▶ **WRITTEN REQUEST**: Below is the data. Give it again, complete and exact.
◇ ◇ ◇ ◇
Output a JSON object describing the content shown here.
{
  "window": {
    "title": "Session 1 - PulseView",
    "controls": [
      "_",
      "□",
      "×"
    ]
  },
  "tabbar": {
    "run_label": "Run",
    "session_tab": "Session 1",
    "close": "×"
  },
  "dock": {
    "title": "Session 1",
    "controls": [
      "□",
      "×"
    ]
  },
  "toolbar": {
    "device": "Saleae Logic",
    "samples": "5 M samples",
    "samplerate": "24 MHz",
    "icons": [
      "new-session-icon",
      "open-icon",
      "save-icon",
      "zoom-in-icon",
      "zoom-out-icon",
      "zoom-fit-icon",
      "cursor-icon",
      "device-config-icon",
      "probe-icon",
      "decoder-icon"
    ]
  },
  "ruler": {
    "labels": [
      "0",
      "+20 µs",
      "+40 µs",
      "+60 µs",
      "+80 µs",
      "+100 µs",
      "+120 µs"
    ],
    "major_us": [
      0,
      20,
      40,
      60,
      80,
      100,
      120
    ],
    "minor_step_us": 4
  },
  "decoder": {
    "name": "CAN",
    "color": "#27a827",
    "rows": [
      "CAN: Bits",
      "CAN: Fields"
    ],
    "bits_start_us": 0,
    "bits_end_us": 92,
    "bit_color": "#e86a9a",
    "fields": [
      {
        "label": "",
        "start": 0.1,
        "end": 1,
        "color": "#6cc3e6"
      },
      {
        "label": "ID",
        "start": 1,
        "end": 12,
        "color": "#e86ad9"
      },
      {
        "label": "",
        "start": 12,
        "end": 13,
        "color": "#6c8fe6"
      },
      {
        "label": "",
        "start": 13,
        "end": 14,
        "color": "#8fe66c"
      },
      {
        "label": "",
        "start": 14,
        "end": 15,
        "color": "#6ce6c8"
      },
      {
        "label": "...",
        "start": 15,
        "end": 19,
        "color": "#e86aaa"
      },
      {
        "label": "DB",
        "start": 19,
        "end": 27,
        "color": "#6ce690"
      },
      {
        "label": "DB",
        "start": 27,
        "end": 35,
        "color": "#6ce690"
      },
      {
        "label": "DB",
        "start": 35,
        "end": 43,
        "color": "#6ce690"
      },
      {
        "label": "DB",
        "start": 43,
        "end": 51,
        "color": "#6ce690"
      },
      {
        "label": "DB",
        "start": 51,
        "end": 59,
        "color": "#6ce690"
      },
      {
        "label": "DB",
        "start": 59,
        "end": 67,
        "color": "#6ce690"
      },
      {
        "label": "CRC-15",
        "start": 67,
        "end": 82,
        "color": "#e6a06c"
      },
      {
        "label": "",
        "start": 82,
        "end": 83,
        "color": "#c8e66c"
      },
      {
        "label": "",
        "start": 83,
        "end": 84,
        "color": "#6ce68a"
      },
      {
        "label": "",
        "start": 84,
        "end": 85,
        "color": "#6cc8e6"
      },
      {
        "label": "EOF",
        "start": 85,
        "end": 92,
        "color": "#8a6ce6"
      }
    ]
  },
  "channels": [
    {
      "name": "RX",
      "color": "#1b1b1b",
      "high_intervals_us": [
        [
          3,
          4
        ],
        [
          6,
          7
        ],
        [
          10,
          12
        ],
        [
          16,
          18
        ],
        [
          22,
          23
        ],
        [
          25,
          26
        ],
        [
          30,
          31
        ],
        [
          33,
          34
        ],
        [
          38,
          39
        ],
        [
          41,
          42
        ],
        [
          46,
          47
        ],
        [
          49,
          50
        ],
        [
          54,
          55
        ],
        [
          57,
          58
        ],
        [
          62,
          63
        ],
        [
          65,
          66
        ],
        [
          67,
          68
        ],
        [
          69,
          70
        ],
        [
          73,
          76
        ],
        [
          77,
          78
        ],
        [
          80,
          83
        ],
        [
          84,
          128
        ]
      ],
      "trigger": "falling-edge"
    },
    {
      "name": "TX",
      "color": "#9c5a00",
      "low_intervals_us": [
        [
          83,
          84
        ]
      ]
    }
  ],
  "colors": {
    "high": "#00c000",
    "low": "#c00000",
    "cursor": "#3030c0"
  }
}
◇ ◇ ◇ ◇
▶ **TASK RESPONSE**:
Output a JSON object describing the content shown here.
{
  "window": {
    "title": "Session 1 - PulseView",
    "controls": [
      "_",
      "□",
      "×"
    ]
  },
  "tabbar": {
    "run_label": "Run",
    "session_tab": "Session 1",
    "close": "×"
  },
  "dock": {
    "title": "Session 1",
    "controls": [
      "□",
      "×"
    ]
  },
  "toolbar": {
    "device": "Saleae Logic",
    "samples": "5 M samples",
    "samplerate": "24 MHz",
    "icons": [
      "new-session-icon",
      "open-icon",
      "save-icon",
      "zoom-in-icon",
      "zoom-out-icon",
      "zoom-fit-icon",
      "cursor-icon",
      "device-config-icon",
      "probe-icon",
      "decoder-icon"
    ]
  },
  "ruler": {
    "labels": [
      "0",
      "+20 µs",
      "+40 µs",
      "+60 µs",
      "+80 µs",
      "+100 µs",
      "+120 µs"
    ],
    "major_us": [
      0,
      20,
      40,
      60,
      80,
      100,
      120
    ],
    "minor_step_us": 4
  },
  "decoder": {
    "name": "CAN",
    "color": "#27a827",
    "rows": [
      "CAN: Bits",
      "CAN: Fields"
    ],
    "bits_start_us": 0,
    "bits_end_us": 92,
    "bit_color": "#e86a9a",
    "fields": [
      {
        "label": "",
        "start": 0.1,
        "end": 1,
        "color": "#6cc3e6"
      },
      {
        "label": "ID",
        "start": 1,
        "end": 12,
        "color": "#e86ad9"
      },
      {
        "label": "",
        "start": 12,
        "end": 13,
        "color": "#6c8fe6"
      },
      {
        "label": "",
        "start": 13,
        "end": 14,
        "color": "#8fe66c"
      },
      {
        "label": "",
        "start": 14,
        "end": 15,
        "color": "#6ce6c8"
      },
      {
        "label": "...",
        "start": 15,
        "end": 19,
        "color": "#e86aaa"
      },
      {
        "label": "DB",
        "start": 19,
        "end": 27,
        "color": "#6ce690"
      },
      {
        "label": "DB",
        "start": 27,
        "end": 35,
        "color": "#6ce690"
      },
      {
        "label": "DB",
        "start": 35,
        "end": 43,
        "color": "#6ce690"
      },
      {
        "label": "DB",
        "start": 43,
        "end": 51,
        "color": "#6ce690"
      },
      {
        "label": "DB",
        "start": 51,
        "end": 59,
        "color": "#6ce690"
      },
      {
        "label": "DB",
        "start": 59,
        "end": 67,
        "color": "#6ce690"
      },
      {
        "label": "CRC-15",
        "start": 67,
        "end": 82,
        "color": "#e6a06c"
      },
      {
        "label": "",
        "start": 82,
        "end": 83,
        "color": "#c8e66c"
      },
      {
        "label": "",
        "start": 83,
        "end": 84,
        "color": "#6ce68a"
      },
      {
        "label": "",
        "start": 84,
        "end": 85,
        "color": "#6cc8e6"
      },
      {
        "label": "EOF",
        "start": 85,
        "end": 92,
        "color": "#8a6ce6"
      }
    ]
  },
  "channels": [
    {
      "name": "RX",
      "color": "#1b1b1b",
      "high_intervals_us": [
        [
          3,
          4
        ],
        [
          6,
          7
        ],
        [
          10,
          12
        ],
        [
          16,
          18
        ],
        [
          22,
          23
        ],
        [
          25,
          26
        ],
        [
          30,
          31
        ],
        [
          33,
          34
        ],
        [
          38,
          39
        ],
        [
          41,
          42
        ],
        [
          46,
          47
        ],
        [
          49,
          50
        ],
        [
          54,
          55
        ],
        [
          57,
          58
        ],
        [
          62,
          63
        ],
        [
          65,
          66
        ],
        [
          67,
          68
        ],
        [
          69,
          70
        ],
        [
          73,
          76
        ],
        [
          77,
          78
        ],
        [
          80,
          83
        ],
        [
          84,
          128
        ]
      ],
      "trigger": "falling-edge"
    },
    {
      "name": "TX",
      "color": "#9c5a00",
      "low_intervals_us": [
        [
          83,
          84
        ]
      ]
    }
  ],
  "colors": {
    "high": "#00c000",
    "low": "#c00000",
    "cursor": "#3030c0"
  }
}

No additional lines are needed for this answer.